> Directive
Write out, word for word, only the lines from the one containing "What does this" through the final line of the data.

> Record set
+++
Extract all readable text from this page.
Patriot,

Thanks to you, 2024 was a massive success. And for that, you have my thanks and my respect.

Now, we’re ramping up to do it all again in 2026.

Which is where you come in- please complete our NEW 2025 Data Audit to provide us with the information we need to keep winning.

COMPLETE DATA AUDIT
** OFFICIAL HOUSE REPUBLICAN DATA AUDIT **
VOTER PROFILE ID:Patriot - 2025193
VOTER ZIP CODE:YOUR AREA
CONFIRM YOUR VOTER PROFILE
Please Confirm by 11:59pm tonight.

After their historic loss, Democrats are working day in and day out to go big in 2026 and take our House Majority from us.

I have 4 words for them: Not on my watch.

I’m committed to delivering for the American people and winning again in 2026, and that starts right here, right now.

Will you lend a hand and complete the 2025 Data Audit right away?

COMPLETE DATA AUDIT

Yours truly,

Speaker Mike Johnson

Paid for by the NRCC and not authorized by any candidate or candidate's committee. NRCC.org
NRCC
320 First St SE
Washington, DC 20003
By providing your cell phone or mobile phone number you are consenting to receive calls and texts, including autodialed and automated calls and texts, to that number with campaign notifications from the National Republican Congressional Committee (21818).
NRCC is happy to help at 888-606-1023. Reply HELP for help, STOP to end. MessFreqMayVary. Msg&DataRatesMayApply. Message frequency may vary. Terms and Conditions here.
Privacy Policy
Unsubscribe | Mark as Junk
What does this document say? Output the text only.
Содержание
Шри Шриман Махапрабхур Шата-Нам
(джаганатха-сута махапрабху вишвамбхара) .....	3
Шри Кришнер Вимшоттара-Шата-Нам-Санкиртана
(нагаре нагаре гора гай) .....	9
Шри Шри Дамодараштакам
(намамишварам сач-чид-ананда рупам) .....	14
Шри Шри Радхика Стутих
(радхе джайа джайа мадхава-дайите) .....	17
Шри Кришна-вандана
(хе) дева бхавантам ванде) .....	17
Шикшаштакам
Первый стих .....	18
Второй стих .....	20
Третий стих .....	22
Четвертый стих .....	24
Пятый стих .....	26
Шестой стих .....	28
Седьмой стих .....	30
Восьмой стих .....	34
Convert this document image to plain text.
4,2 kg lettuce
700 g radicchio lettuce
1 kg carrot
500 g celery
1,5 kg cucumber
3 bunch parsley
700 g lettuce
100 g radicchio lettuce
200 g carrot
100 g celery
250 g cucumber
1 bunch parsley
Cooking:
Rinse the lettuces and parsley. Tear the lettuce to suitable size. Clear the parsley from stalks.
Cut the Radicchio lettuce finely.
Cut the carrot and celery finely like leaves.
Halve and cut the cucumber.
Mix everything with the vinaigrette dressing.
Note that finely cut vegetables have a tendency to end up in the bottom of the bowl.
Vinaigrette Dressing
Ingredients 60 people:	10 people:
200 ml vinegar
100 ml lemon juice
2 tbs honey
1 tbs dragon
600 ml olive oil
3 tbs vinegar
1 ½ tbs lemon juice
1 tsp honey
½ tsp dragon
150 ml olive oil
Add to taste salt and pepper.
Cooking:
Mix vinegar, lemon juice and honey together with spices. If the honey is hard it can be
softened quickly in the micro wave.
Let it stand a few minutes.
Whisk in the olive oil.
+++
> Problem solution
What does this document say? Output the text only.
Содержание
Шри Шриман Махапрабхур Шата-Нам
(джаганатха-сута махапрабху вишвамбхара) .....	3
Шри Кришнер Вимшоттара-Шата-Нам-Санкиртана
(нагаре нагаре гора гай) .....	9
Шри Шри Дамодараштакам
(намамишварам сач-чид-ананда рупам) .....	14
Шри Шри Радхика Стутих
(радхе джайа джайа мадхава-дайите) .....	17
Шри Кришна-вандана
(хе) дева бхавантам ванде) .....	17
Шикшаштакам
Первый стих .....	18
Второй стих .....	20
Третий стих .....	22
Четвертый стих .....	24
Пятый стих .....	26
Шестой стих .....	28
Седьмой стих .....	30
Восьмой стих .....	34
Convert this document image to plain text.
4,2 kg lettuce
700 g radicchio lettuce
1 kg carrot
500 g celery
1,5 kg cucumber
3 bunch parsley
700 g lettuce
100 g radicchio lettuce
200 g carrot
100 g celery
250 g cucumber
1 bunch parsley
Cooking:
Rinse the lettuces and parsley. Tear the lettuce to suitable size. Clear the parsley from stalks.
Cut the Radicchio lettuce finely.
Cut the carrot and celery finely like leaves.
Halve and cut the cucumber.
Mix everything with the vinaigrette dressing.
Note that finely cut vegetables have a tendency to end up in the bottom of the bowl.
Vinaigrette Dressing
Ingredients 60 people:	10 people:
200 ml vinegar
100 ml lemon juice
2 tbs honey
1 tbs dragon
600 ml olive oil
3 tbs vinegar
1 ½ tbs lemon juice
1 tsp honey
½ tsp dragon
150 ml olive oil
Add to taste salt and pepper.
Cooking:
Mix vinegar, lemon juice and honey together with spices. If the honey is hard it can be
softened quickly in the micro wave.
Let it stand a few minutes.
Whisk in the olive oil.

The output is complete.